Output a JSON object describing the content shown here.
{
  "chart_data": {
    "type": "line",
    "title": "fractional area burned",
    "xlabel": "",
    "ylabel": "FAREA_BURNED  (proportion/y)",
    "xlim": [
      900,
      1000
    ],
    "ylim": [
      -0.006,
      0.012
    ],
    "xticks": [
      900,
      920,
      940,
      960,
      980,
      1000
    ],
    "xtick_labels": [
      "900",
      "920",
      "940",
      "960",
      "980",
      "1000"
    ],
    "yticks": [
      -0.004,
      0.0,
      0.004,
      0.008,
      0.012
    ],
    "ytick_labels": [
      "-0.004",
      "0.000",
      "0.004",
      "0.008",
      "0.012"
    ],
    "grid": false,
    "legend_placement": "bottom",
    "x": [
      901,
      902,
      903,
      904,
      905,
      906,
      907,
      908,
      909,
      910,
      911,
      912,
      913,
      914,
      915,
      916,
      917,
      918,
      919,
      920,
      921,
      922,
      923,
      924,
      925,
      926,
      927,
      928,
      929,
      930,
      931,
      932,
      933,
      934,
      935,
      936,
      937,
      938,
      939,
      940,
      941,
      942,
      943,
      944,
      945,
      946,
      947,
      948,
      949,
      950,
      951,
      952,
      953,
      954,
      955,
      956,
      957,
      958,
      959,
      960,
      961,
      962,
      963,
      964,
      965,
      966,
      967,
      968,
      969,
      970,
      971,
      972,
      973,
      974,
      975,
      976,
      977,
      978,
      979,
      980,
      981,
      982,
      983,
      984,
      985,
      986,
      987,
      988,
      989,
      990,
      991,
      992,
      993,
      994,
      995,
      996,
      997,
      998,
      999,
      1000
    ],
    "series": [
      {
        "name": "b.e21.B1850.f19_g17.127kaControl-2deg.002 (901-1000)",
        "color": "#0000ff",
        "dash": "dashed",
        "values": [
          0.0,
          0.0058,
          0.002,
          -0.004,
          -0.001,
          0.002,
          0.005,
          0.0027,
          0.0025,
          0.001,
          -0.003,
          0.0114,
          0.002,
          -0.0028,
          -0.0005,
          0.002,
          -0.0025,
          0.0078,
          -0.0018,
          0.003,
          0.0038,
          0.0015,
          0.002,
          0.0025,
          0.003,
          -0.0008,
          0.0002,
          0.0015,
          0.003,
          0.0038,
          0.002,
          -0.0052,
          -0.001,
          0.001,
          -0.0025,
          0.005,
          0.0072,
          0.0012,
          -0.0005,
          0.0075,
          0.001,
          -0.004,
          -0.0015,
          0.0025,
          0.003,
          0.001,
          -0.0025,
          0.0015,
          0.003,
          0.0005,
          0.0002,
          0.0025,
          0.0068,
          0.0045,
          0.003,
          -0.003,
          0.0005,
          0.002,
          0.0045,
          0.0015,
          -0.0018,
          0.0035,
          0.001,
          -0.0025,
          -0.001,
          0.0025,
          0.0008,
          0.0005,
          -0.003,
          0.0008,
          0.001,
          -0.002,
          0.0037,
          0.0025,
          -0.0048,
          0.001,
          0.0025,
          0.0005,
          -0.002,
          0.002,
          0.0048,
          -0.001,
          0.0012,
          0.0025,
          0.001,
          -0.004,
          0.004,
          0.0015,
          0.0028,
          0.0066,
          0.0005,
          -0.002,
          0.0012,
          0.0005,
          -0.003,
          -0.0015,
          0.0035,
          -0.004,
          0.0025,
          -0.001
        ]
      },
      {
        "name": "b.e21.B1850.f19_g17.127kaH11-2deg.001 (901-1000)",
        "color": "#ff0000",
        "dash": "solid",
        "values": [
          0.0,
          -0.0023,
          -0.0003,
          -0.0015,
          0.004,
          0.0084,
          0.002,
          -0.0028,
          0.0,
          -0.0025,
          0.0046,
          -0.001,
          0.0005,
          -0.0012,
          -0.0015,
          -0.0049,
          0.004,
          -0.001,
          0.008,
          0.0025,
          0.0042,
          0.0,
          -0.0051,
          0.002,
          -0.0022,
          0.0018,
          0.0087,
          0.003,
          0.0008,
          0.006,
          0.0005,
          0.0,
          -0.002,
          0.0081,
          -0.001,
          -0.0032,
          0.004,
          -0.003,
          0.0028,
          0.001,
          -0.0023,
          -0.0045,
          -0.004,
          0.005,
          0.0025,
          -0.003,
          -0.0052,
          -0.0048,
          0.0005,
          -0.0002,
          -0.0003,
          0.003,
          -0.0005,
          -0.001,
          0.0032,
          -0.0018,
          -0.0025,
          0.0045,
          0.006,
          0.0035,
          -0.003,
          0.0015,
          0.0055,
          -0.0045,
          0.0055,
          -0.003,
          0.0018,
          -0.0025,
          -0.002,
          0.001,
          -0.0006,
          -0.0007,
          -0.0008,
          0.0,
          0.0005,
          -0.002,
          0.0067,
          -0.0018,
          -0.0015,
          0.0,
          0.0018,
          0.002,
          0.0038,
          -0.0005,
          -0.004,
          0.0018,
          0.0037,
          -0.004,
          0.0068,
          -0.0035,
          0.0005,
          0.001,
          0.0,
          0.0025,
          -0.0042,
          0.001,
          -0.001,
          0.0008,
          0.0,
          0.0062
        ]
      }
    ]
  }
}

------------------------------

Objective
Which lines contain "name"? Copy each of them out.

Result for this exercise
        "name": "b.e21.B1850.f19_g17.127kaControl-2deg.002 (901-1000)",
        "name": "b.e21.B1850.f19_g17.127kaH11-2deg.001 (901-1000)",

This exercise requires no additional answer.